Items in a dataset
--------------------------------------------------

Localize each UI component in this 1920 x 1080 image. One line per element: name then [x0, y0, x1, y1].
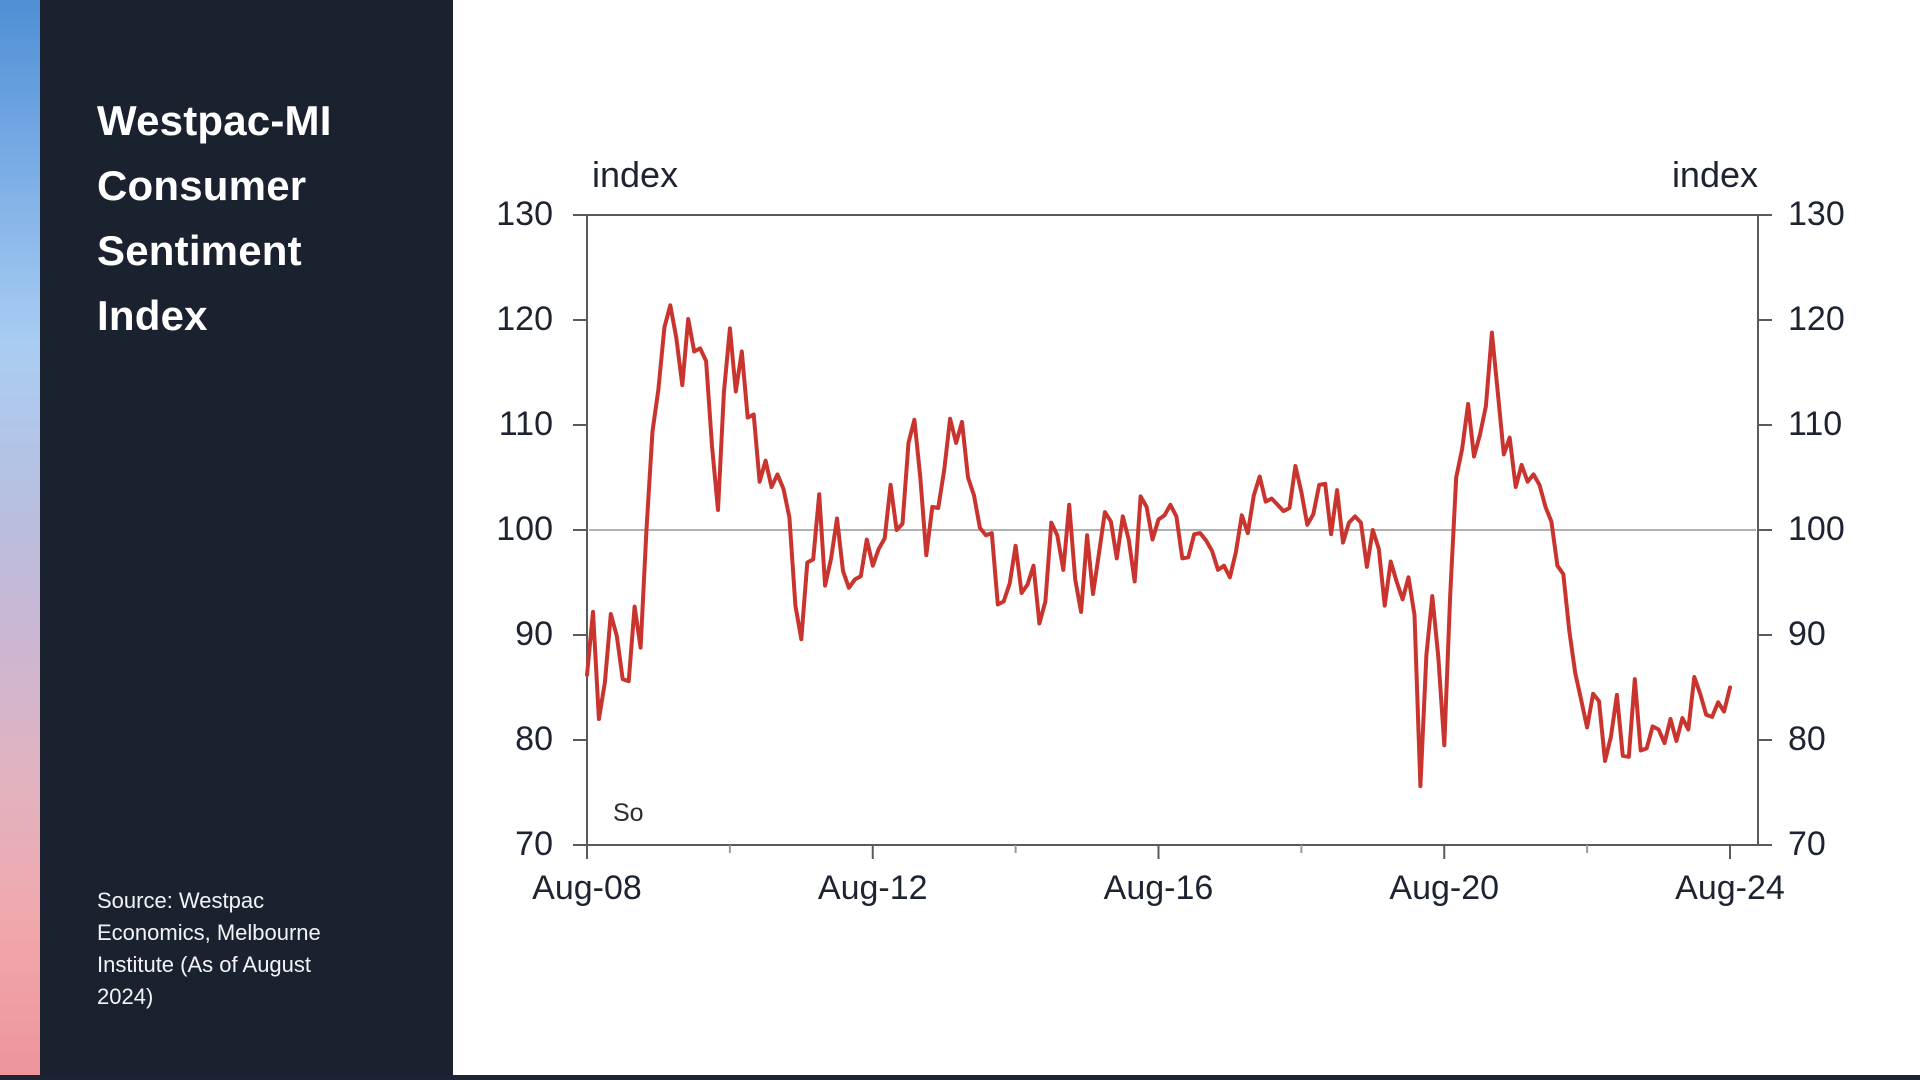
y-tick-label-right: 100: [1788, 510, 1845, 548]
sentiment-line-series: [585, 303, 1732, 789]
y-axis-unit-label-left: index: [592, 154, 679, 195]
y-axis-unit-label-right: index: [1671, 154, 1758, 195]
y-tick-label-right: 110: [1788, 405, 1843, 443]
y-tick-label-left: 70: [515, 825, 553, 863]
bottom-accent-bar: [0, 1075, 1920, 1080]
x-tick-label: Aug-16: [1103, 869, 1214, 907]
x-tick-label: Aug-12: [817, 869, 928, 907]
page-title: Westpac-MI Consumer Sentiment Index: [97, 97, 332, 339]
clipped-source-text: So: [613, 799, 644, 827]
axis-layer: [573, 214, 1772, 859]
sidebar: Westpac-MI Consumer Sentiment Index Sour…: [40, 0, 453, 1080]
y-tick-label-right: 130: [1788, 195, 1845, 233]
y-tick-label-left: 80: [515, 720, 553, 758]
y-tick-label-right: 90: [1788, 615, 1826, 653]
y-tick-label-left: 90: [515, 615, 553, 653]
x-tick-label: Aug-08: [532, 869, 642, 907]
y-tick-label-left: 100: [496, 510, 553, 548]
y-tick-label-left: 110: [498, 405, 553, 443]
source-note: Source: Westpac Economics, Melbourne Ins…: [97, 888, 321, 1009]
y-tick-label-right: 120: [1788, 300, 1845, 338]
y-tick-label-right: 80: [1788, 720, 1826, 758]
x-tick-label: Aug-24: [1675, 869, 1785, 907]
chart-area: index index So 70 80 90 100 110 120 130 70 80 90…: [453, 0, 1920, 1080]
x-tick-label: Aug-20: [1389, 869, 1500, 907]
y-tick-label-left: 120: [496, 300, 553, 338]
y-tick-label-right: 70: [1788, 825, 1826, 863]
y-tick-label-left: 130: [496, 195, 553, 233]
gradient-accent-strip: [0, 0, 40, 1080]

--------------------------------------------------

REQUIREMENT: Copy every record above line for line without changing anything, and leave out the pictures.

SOLUTION TO THIS TASK:
Localize each UI component in this 1920 x 1080 image. One line per element: name then [x0, y0, x1, y1].
y-tick-label-right: 100: [1788, 510, 1845, 548]
sentiment-line-series: [585, 303, 1732, 789]
y-axis-unit-label-left: index: [592, 154, 679, 195]
y-axis-unit-label-right: index: [1671, 154, 1758, 195]
y-tick-label-right: 110: [1788, 405, 1843, 443]
y-tick-label-left: 70: [515, 825, 553, 863]
bottom-accent-bar: [0, 1075, 1920, 1080]
x-tick-label: Aug-16: [1103, 869, 1214, 907]
x-tick-label: Aug-12: [817, 869, 928, 907]
page-title: Westpac-MI Consumer Sentiment Index: [97, 97, 332, 339]
clipped-source-text: So: [613, 799, 644, 827]
axis-layer: [573, 214, 1772, 859]
sidebar: Westpac-MI Consumer Sentiment Index Sour…: [40, 0, 453, 1080]
y-tick-label-right: 130: [1788, 195, 1845, 233]
y-tick-label-left: 80: [515, 720, 553, 758]
y-tick-label-right: 90: [1788, 615, 1826, 653]
y-tick-label-left: 90: [515, 615, 553, 653]
x-tick-label: Aug-08: [532, 869, 642, 907]
y-tick-label-left: 100: [496, 510, 553, 548]
y-tick-label-left: 110: [498, 405, 553, 443]
source-note: Source: Westpac Economics, Melbourne Ins…: [97, 888, 321, 1009]
y-tick-label-right: 120: [1788, 300, 1845, 338]
y-tick-label-right: 80: [1788, 720, 1826, 758]
x-tick-label: Aug-24: [1675, 869, 1785, 907]
chart-area: index index So 70 80 90 100 110 120 130 70 80 90…: [453, 0, 1920, 1080]
x-tick-label: Aug-20: [1389, 869, 1500, 907]
y-tick-label-left: 120: [496, 300, 553, 338]
y-tick-label-right: 70: [1788, 825, 1826, 863]
y-tick-label-left: 130: [496, 195, 553, 233]
gradient-accent-strip: [0, 0, 40, 1080]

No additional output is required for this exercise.